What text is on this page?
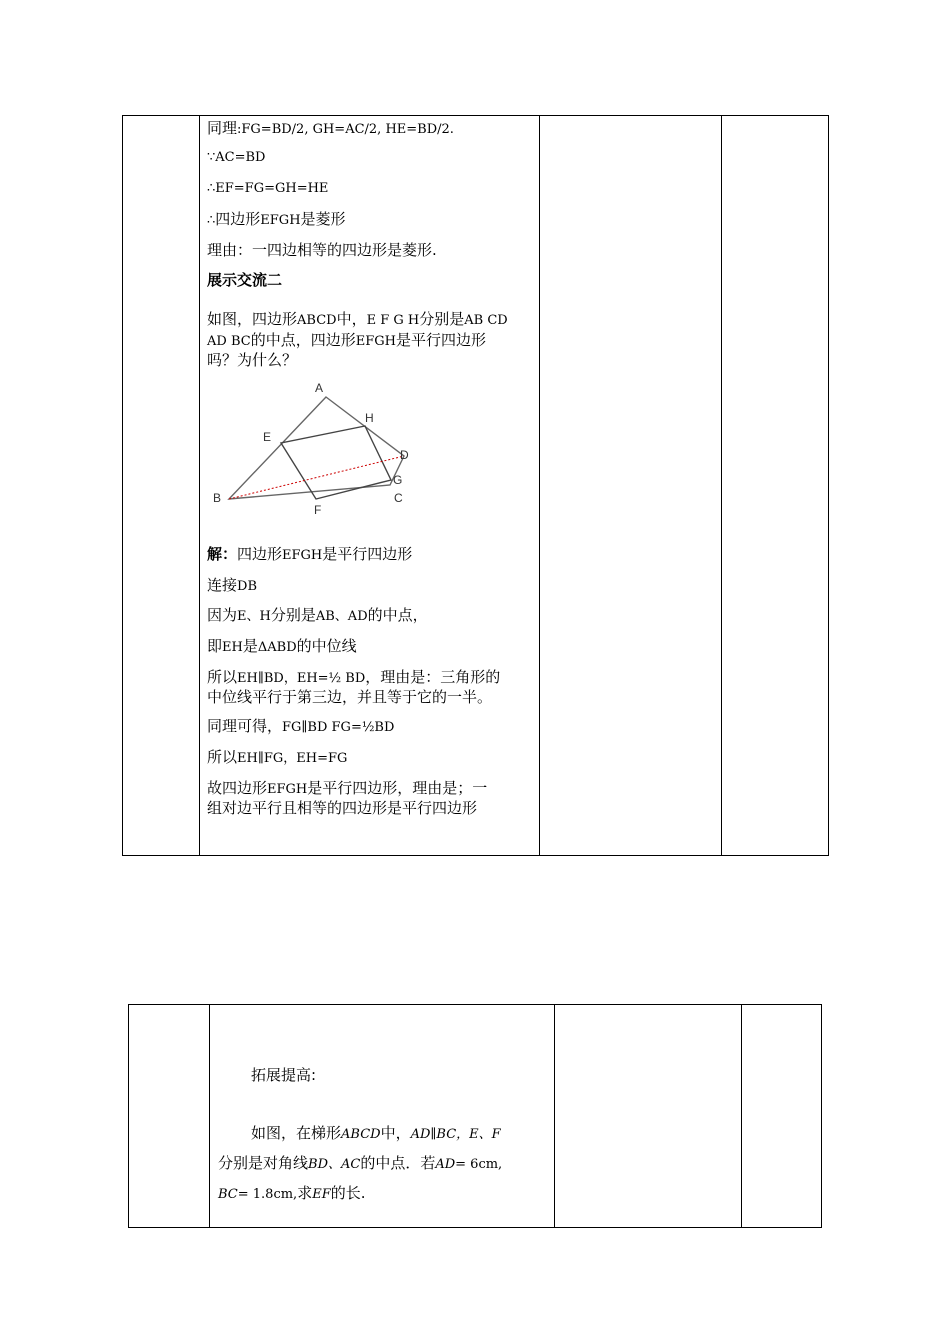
同理:FG=BD/2, GH=AC/2, HE=BD/2.
∵AC=BD
∴EF=FG=GH=HE
∴四边形EFGH是菱形
理由：一四边相等的四边形是菱形.
展示交流二
如图，四边形ABCD中，E F G H分别是AB CD
AD BC的中点，四边形EFGH是平行四边形
吗？为什么？
A
H
E
D
G
B	C
F
解：四边形EFGH是平行四边形
连接DB
因为E、H分别是AB、AD的中点，
即EH是ΔABD的中位线
所以EH∥BD，EH=½ BD，理由是：三角形的
中位线平行于第三边，并且等于它的一半。
同理可得，FG∥BD FG=½BD
所以EH∥FG，EH=FG
故四边形EFGH是平行四边形，理由是；一
组对边平行且相等的四边形是平行四边形
拓展提高:
如图，在梯形ABCD中，AD∥BC，E、F
分别是对角线BD、AC的中点．若AD= 6cm,
BC= 1.8cm,求EF的长.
____
> **YOUR OBJECTIVE**
All of the material above is to be copied exactly, except for its images.

> **TASK ANSWER**
What text is on this page?
同理:FG=BD/2, GH=AC/2, HE=BD/2.
∵AC=BD
∴EF=FG=GH=HE
∴四边形EFGH是菱形
理由：一四边相等的四边形是菱形.
展示交流二
如图，四边形ABCD中，E F G H分别是AB CD
AD BC的中点，四边形EFGH是平行四边形
吗？为什么？
A
H
E
D
G
B	C
F
解：四边形EFGH是平行四边形
连接DB
因为E、H分别是AB、AD的中点，
即EH是ΔABD的中位线
所以EH∥BD，EH=½ BD，理由是：三角形的
中位线平行于第三边，并且等于它的一半。
同理可得，FG∥BD FG=½BD
所以EH∥FG，EH=FG
故四边形EFGH是平行四边形，理由是；一
组对边平行且相等的四边形是平行四边形
拓展提高:
如图，在梯形ABCD中，AD∥BC，E、F
分别是对角线BD、AC的中点．若AD= 6cm,
BC= 1.8cm,求EF的长.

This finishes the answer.